Given passage:
* * * * * * * * *

Posted on February 13, 2013 at 6:00 pm

B
Lowest Recommended Age: High School
MPAA Rating: Rated PG-13 for violence, scary images, and some sexual material
Profanity: Some strong language, crude insult
Alcohol/ Drugs: Drinking
Violence/ Scariness: Supernatural images, violence, peril, characters injured and killed, references to loss of parents
Diversity Issues: Diverse characters
Date Released to Theaters: February 14, 2013
Date Released to DVD: May 20, 2013
Amazon.com ASIN: B009AMAGXK

In a small Southern town that feels far from everything, where everyone is “too stupid to leave or too stuck to move,” a teenage boy named Ethan (Alden Ehrenreich) dreams every night of a girl he has never seen.  Ethan has recently lost his mother.  His father is never there.  He is about to start his junior year in high school “so insanity’s inevitable.”  But his mother’s best friend Amma (Viola Davis), the local librarian, looks out for him.  There are books that he loves.  And the dream feels very real and somehow comforting.

Suddenly it is real as Lena Duchannes (Alice Englart) comes to town to live with her uncle, Macon Ravenswood (Jeremy Irons) in a creepy old mansion. Ethan feels an immediate connection, but Lena seems reluctant to talk to him or to make any friends in her new school.  Some of the other kids in the class feel the same way.  There are rumors that the Ravenswoods have strange powers.

The rumors are true.  “You know how some families are musical and some have money.  We have powers,” Lena explains.  She is a witch or, to use the term her people prefer, she is a “caster.”  She is 15 and on her 16th birthday she will be chosen for the light side or the dark.

* * * * * * * * *

Entries shown:

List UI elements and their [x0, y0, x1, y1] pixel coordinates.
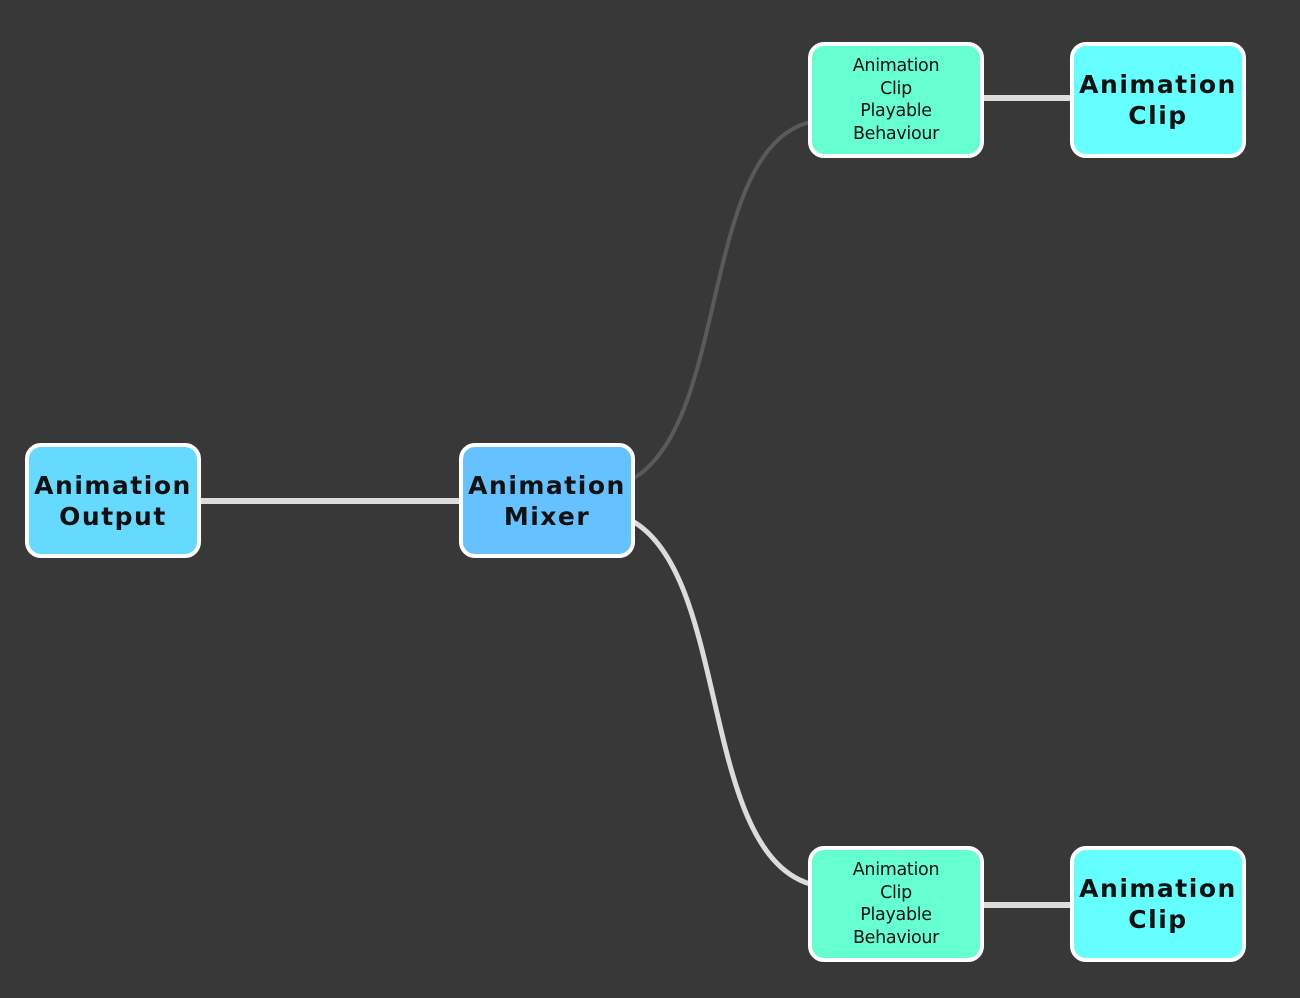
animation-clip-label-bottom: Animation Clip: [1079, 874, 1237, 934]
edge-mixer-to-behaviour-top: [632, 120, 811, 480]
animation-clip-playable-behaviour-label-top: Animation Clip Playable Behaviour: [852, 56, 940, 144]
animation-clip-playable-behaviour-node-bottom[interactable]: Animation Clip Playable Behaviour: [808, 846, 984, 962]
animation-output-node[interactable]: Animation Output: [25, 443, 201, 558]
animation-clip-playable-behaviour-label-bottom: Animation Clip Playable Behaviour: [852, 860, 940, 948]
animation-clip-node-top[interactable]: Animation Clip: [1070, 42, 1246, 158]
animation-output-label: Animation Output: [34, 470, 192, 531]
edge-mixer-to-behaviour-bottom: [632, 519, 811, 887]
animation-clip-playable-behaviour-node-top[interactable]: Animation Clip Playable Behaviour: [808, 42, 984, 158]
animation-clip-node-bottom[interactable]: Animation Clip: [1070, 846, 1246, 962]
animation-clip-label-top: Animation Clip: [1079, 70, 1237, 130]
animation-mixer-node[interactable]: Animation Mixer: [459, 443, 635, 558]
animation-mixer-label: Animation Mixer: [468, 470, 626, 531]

* * * * * * * * *

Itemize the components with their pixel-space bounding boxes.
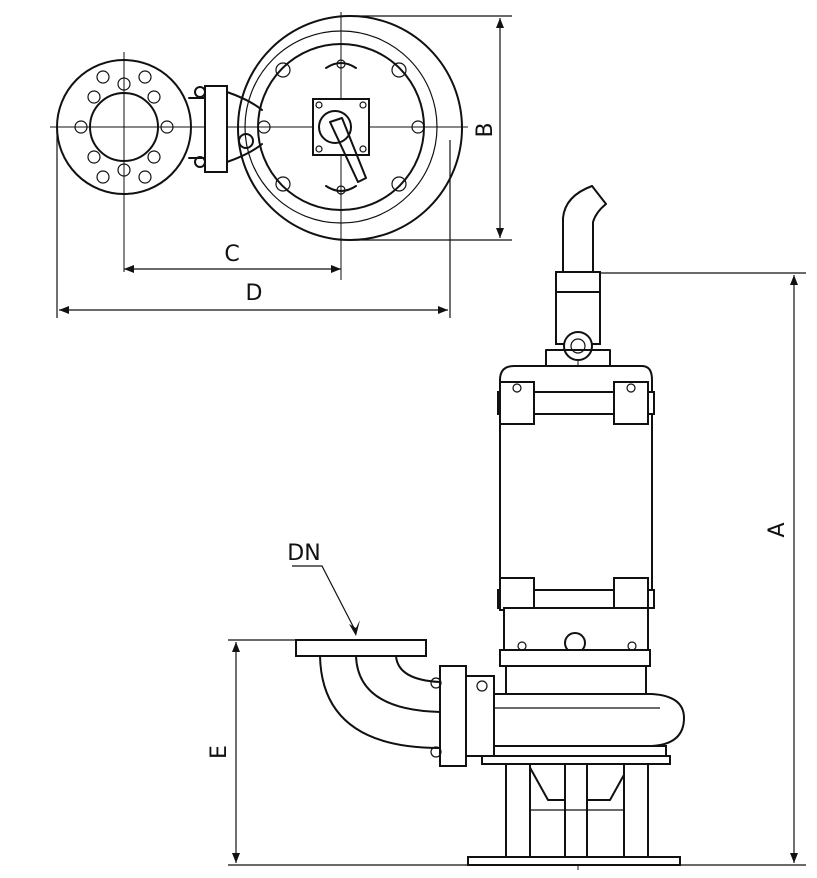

* * * * * * * * *

Stated exercise: Copy out the full film review above word for word, from the posting date through its last sentence.

Answer to the exercise:
Posted on February 13, 2013 at 6:00 pm

B
Lowest Recommended Age: High School
MPAA Rating: Rated PG-13 for violence, scary images, and some sexual material
Profanity: Some strong language, crude insult
Alcohol/ Drugs: Drinking
Violence/ Scariness: Supernatural images, violence, peril, characters injured and killed, references to loss of parents
Diversity Issues: Diverse characters
Date Released to Theaters: February 14, 2013
Date Released to DVD: May 20, 2013
Amazon.com ASIN: B009AMAGXK

In a small Southern town that feels far from everything, where everyone is “too stupid to leave or too stuck to move,” a teenage boy named Ethan (Alden Ehrenreich) dreams every night of a girl he has never seen.  Ethan has recently lost his mother.  His father is never there.  He is about to start his junior year in high school “so insanity’s inevitable.”  But his mother’s best friend Amma (Viola Davis), the local librarian, looks out for him.  There are books that he loves.  And the dream feels very real and somehow comforting.

Suddenly it is real as Lena Duchannes (Alice Englart) comes to town to live with her uncle, Macon Ravenswood (Jeremy Irons) in a creepy old mansion. Ethan feels an immediate connection, but Lena seems reluctant to talk to him or to make any friends in her new school.  Some of the other kids in the class feel the same way.  There are rumors that the Ravenswoods have strange powers.

The rumors are true.  “You know how some families are musical and some have money.  We have powers,” Lena explains.  She is a witch or, to use the term her people prefer, she is a “caster.”  She is 15 and on her 16th birthday she will be chosen for the light side or the dark.